ACTIONS TO TAKE »
• 1. According to the passage on Sri Lanka's foreign lenders, what is the estimated cost per kilometer of the Matara-Beliatta railway track?
• 2. Reproduce the records word for word, from their first line through the line containing "faded-action-bar [117, 560, 417, 568]", with both of those lines included.

EXCERPTED PASSAGE »
Therefore, it is advisable that the Government of Sri Lanka makes these points clear to the Indian High Commissioner, and consoles him in his sorrow that Sri Lanka was not being adequately thankful for what India has done to Sri Lanka. If not, the next time the complainant could be the Chinese representatives that their help was not adequately thanked either. In fact, the Matara-Beliatta railway track construction undertaken by Chinese contractors under Chinese Ex-Im Bank loans, has an estimated cost of more than Rs. 1 billion a kilometre, around 15 times the cost estimates for the Jaffna railway submitted by the SLR. Let us make these points clear to the Chinese authorities, and also to Korean or other bilateral lenders to Sri Lanka on similar conditionality of contract award to their own companies without open bidding, before they also start expressing their dissatisfactory sentiments.

RECORD EXCERPTS »
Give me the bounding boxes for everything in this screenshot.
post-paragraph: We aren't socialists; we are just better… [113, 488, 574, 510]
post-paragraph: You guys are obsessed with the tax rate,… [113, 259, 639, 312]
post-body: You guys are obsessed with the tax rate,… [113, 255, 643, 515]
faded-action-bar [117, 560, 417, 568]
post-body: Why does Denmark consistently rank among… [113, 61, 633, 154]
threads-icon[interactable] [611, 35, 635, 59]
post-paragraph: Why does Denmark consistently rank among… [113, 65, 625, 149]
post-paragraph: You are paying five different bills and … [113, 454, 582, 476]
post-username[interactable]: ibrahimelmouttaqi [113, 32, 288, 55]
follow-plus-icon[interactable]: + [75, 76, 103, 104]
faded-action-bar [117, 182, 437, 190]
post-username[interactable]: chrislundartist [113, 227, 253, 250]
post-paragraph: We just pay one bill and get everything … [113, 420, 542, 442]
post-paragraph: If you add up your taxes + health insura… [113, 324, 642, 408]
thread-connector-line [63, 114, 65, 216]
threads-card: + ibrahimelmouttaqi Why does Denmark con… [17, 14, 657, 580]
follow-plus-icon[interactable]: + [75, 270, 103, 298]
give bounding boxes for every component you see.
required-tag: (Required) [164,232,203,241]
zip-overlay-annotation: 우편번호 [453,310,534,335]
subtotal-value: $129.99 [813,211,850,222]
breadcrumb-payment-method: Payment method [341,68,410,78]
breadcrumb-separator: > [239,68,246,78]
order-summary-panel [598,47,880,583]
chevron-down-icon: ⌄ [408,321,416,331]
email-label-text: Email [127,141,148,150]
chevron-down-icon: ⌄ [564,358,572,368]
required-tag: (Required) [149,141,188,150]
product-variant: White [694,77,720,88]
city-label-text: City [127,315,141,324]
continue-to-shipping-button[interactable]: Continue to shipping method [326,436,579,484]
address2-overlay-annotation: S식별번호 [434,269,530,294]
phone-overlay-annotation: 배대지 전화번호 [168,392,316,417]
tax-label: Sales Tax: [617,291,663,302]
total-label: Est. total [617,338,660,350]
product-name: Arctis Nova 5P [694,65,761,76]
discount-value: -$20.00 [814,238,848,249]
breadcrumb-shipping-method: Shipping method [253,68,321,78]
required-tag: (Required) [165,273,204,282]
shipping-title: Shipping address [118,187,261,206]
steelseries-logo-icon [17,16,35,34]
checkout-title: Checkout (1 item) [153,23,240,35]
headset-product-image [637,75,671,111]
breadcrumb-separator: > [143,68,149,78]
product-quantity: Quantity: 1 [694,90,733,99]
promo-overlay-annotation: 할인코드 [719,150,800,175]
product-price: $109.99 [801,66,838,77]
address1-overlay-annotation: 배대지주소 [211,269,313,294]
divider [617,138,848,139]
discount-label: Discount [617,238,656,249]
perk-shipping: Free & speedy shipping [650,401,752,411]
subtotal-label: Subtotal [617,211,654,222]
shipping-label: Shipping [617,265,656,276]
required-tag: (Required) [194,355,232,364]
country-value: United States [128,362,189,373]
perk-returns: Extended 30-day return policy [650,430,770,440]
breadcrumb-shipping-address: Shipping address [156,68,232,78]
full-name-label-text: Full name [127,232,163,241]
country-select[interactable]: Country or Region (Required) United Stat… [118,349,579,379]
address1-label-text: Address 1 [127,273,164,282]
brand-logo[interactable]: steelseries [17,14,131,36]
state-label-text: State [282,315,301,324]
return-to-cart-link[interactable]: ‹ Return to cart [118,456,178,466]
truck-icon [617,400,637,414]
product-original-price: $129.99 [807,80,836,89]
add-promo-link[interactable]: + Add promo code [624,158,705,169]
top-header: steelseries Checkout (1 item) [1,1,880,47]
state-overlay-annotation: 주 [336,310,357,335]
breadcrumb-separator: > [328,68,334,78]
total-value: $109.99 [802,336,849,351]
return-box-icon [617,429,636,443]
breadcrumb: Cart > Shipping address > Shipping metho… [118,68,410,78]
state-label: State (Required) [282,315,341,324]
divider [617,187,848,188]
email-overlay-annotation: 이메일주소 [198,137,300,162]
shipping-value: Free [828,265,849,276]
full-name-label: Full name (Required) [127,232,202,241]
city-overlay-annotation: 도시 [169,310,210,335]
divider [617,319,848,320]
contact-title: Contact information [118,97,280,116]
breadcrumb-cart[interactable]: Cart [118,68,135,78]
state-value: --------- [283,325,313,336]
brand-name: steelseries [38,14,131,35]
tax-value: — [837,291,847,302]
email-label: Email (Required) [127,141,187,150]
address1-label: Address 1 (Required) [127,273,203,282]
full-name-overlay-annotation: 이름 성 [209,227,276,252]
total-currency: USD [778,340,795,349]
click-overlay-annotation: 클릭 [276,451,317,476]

TASK ANSWERS »
• 1. More than Rs. 1 billion a kilometer.

• 2.
Give me the bounding boxes for everything in this screenshot.
post-paragraph: We aren't socialists; we are just better… [113, 488, 574, 510]
post-paragraph: You guys are obsessed with the tax rate,… [113, 259, 639, 312]
post-body: You guys are obsessed with the tax rate,… [113, 255, 643, 515]
faded-action-bar [117, 560, 417, 568]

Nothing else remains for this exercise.